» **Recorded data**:
=== Section Start ===
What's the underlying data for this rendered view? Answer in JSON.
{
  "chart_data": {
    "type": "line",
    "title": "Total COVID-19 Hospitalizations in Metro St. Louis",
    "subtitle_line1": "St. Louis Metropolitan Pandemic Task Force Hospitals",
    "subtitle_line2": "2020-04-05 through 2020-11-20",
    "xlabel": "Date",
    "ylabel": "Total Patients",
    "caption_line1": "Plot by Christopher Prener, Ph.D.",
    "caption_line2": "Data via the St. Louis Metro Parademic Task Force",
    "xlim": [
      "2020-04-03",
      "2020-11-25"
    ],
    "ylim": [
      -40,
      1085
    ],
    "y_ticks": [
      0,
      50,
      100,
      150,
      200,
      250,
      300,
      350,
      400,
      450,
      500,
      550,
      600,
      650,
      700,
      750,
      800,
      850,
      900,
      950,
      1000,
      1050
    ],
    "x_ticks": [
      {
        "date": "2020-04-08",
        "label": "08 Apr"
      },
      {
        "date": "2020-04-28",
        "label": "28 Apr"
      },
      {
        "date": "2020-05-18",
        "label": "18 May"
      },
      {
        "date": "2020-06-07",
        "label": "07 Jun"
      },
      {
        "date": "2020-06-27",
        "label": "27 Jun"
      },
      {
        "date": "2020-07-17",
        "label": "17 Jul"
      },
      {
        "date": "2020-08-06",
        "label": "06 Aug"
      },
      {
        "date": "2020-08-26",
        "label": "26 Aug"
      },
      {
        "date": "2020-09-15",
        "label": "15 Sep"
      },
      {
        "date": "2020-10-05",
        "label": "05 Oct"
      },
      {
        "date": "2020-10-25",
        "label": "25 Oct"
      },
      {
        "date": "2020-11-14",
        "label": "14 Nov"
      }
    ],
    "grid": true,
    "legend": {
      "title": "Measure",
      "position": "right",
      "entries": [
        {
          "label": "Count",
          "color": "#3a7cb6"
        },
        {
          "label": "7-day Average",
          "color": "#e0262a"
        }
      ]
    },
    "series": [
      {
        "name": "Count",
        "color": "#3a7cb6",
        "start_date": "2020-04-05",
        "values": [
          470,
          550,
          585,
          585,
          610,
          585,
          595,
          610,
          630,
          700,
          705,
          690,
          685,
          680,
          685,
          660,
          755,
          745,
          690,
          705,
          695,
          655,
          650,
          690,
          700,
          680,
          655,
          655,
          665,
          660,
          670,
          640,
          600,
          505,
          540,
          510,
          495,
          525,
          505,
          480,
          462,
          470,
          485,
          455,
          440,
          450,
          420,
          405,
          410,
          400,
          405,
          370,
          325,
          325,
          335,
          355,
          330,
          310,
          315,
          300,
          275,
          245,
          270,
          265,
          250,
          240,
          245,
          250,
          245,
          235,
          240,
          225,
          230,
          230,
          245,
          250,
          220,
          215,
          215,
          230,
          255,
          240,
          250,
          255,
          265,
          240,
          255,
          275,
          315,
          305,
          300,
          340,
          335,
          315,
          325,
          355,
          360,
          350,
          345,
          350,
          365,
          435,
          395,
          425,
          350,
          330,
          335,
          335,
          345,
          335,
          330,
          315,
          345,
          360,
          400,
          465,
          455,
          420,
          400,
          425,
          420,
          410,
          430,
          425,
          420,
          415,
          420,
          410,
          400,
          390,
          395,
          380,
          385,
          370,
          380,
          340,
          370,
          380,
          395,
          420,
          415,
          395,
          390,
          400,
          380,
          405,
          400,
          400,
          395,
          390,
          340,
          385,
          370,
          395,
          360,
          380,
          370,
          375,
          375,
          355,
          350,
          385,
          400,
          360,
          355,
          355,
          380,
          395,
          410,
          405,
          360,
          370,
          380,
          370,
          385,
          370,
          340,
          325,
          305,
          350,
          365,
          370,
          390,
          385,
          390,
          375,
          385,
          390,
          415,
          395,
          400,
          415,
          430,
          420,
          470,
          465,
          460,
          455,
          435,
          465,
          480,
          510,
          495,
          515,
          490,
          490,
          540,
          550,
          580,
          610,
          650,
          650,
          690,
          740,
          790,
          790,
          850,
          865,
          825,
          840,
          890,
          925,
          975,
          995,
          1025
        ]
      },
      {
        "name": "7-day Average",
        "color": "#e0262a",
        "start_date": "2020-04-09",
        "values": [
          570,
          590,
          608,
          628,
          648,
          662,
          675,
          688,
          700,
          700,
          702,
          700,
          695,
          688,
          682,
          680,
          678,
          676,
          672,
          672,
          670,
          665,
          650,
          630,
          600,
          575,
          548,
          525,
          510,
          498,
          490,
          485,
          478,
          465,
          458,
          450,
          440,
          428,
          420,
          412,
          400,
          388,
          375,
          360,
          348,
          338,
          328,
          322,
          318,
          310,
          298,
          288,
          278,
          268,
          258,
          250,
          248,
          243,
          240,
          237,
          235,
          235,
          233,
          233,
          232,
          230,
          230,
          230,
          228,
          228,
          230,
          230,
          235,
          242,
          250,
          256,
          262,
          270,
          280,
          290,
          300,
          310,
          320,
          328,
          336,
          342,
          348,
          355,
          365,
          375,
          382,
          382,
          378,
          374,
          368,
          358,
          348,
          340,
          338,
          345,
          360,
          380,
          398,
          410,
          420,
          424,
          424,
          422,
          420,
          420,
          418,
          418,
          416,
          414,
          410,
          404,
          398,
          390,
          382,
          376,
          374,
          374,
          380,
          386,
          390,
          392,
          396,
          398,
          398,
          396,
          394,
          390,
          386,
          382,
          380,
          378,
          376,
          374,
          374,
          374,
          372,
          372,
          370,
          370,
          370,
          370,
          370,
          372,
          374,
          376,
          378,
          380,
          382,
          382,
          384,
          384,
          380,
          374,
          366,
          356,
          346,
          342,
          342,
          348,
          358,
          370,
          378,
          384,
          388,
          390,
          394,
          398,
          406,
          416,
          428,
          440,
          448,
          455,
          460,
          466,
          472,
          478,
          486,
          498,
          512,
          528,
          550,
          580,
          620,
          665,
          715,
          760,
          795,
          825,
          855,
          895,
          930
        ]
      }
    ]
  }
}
=== Section End ===
» **What is being asked**: Above are the records; set each one down word for word.

» **Task result**:
What's the underlying data for this rendered view? Answer in JSON.
{
  "chart_data": {
    "type": "line",
    "title": "Total COVID-19 Hospitalizations in Metro St. Louis",
    "subtitle_line1": "St. Louis Metropolitan Pandemic Task Force Hospitals",
    "subtitle_line2": "2020-04-05 through 2020-11-20",
    "xlabel": "Date",
    "ylabel": "Total Patients",
    "caption_line1": "Plot by Christopher Prener, Ph.D.",
    "caption_line2": "Data via the St. Louis Metro Parademic Task Force",
    "xlim": [
      "2020-04-03",
      "2020-11-25"
    ],
    "ylim": [
      -40,
      1085
    ],
    "y_ticks": [
      0,
      50,
      100,
      150,
      200,
      250,
      300,
      350,
      400,
      450,
      500,
      550,
      600,
      650,
      700,
      750,
      800,
      850,
      900,
      950,
      1000,
      1050
    ],
    "x_ticks": [
      {
        "date": "2020-04-08",
        "label": "08 Apr"
      },
      {
        "date": "2020-04-28",
        "label": "28 Apr"
      },
      {
        "date": "2020-05-18",
        "label": "18 May"
      },
      {
        "date": "2020-06-07",
        "label": "07 Jun"
      },
      {
        "date": "2020-06-27",
        "label": "27 Jun"
      },
      {
        "date": "2020-07-17",
        "label": "17 Jul"
      },
      {
        "date": "2020-08-06",
        "label": "06 Aug"
      },
      {
        "date": "2020-08-26",
        "label": "26 Aug"
      },
      {
        "date": "2020-09-15",
        "label": "15 Sep"
      },
      {
        "date": "2020-10-05",
        "label": "05 Oct"
      },
      {
        "date": "2020-10-25",
        "label": "25 Oct"
      },
      {
        "date": "2020-11-14",
        "label": "14 Nov"
      }
    ],
    "grid": true,
    "legend": {
      "title": "Measure",
      "position": "right",
      "entries": [
        {
          "label": "Count",
          "color": "#3a7cb6"
        },
        {
          "label": "7-day Average",
          "color": "#e0262a"
        }
      ]
    },
    "series": [
      {
        "name": "Count",
        "color": "#3a7cb6",
        "start_date": "2020-04-05",
        "values": [
          470,
          550,
          585,
          585,
          610,
          585,
          595,
          610,
          630,
          700,
          705,
          690,
          685,
          680,
          685,
          660,
          755,
          745,
          690,
          705,
          695,
          655,
          650,
          690,
          700,
          680,
          655,
          655,
          665,
          660,
          670,
          640,
          600,
          505,
          540,
          510,
          495,
          525,
          505,
          480,
          462,
          470,
          485,
          455,
          440,
          450,
          420,
          405,
          410,
          400,
          405,
          370,
          325,
          325,
          335,
          355,
          330,
          310,
          315,
          300,
          275,
          245,
          270,
          265,
          250,
          240,
          245,
          250,
          245,
          235,
          240,
          225,
          230,
          230,
          245,
          250,
          220,
          215,
          215,
          230,
          255,
          240,
          250,
          255,
          265,
          240,
          255,
          275,
          315,
          305,
          300,
          340,
          335,
          315,
          325,
          355,
          360,
          350,
          345,
          350,
          365,
          435,
          395,
          425,
          350,
          330,
          335,
          335,
          345,
          335,
          330,
          315,
          345,
          360,
          400,
          465,
          455,
          420,
          400,
          425,
          420,
          410,
          430,
          425,
          420,
          415,
          420,
          410,
          400,
          390,
          395,
          380,
          385,
          370,
          380,
          340,
          370,
          380,
          395,
          420,
          415,
          395,
          390,
          400,
          380,
          405,
          400,
          400,
          395,
          390,
          340,
          385,
          370,
          395,
          360,
          380,
          370,
          375,
          375,
          355,
          350,
          385,
          400,
          360,
          355,
          355,
          380,
          395,
          410,
          405,
          360,
          370,
          380,
          370,
          385,
          370,
          340,
          325,
          305,
          350,
          365,
          370,
          390,
          385,
          390,
          375,
          385,
          390,
          415,
          395,
          400,
          415,
          430,
          420,
          470,
          465,
          460,
          455,
          435,
          465,
          480,
          510,
          495,
          515,
          490,
          490,
          540,
          550,
          580,
          610,
          650,
          650,
          690,
          740,
          790,
          790,
          850,
          865,
          825,
          840,
          890,
          925,
          975,
          995,
          1025
        ]
      },
      {
        "name": "7-day Average",
        "color": "#e0262a",
        "start_date": "2020-04-09",
        "values": [
          570,
          590,
          608,
          628,
          648,
          662,
          675,
          688,
          700,
          700,
          702,
          700,
          695,
          688,
          682,
          680,
          678,
          676,
          672,
          672,
          670,
          665,
          650,
          630,
          600,
          575,
          548,
          525,
          510,
          498,
          490,
          485,
          478,
          465,
          458,
          450,
          440,
          428,
          420,
          412,
          400,
          388,
          375,
          360,
          348,
          338,
          328,
          322,
          318,
          310,
          298,
          288,
          278,
          268,
          258,
          250,
          248,
          243,
          240,
          237,
          235,
          235,
          233,
          233,
          232,
          230,
          230,
          230,
          228,
          228,
          230,
          230,
          235,
          242,
          250,
          256,
          262,
          270,
          280,
          290,
          300,
          310,
          320,
          328,
          336,
          342,
          348,
          355,
          365,
          375,
          382,
          382,
          378,
          374,
          368,
          358,
          348,
          340,
          338,
          345,
          360,
          380,
          398,
          410,
          420,
          424,
          424,
          422,
          420,
          420,
          418,
          418,
          416,
          414,
          410,
          404,
          398,
          390,
          382,
          376,
          374,
          374,
          380,
          386,
          390,
          392,
          396,
          398,
          398,
          396,
          394,
          390,
          386,
          382,
          380,
          378,
          376,
          374,
          374,
          374,
          372,
          372,
          370,
          370,
          370,
          370,
          370,
          372,
          374,
          376,
          378,
          380,
          382,
          382,
          384,
          384,
          380,
          374,
          366,
          356,
          346,
          342,
          342,
          348,
          358,
          370,
          378,
          384,
          388,
          390,
          394,
          398,
          406,
          416,
          428,
          440,
          448,
          455,
          460,
          466,
          472,
          478,
          486,
          498,
          512,
          528,
          550,
          580,
          620,
          665,
          715,
          760,
          795,
          825,
          855,
          895,
          930
        ]
      }
    ]
  }
}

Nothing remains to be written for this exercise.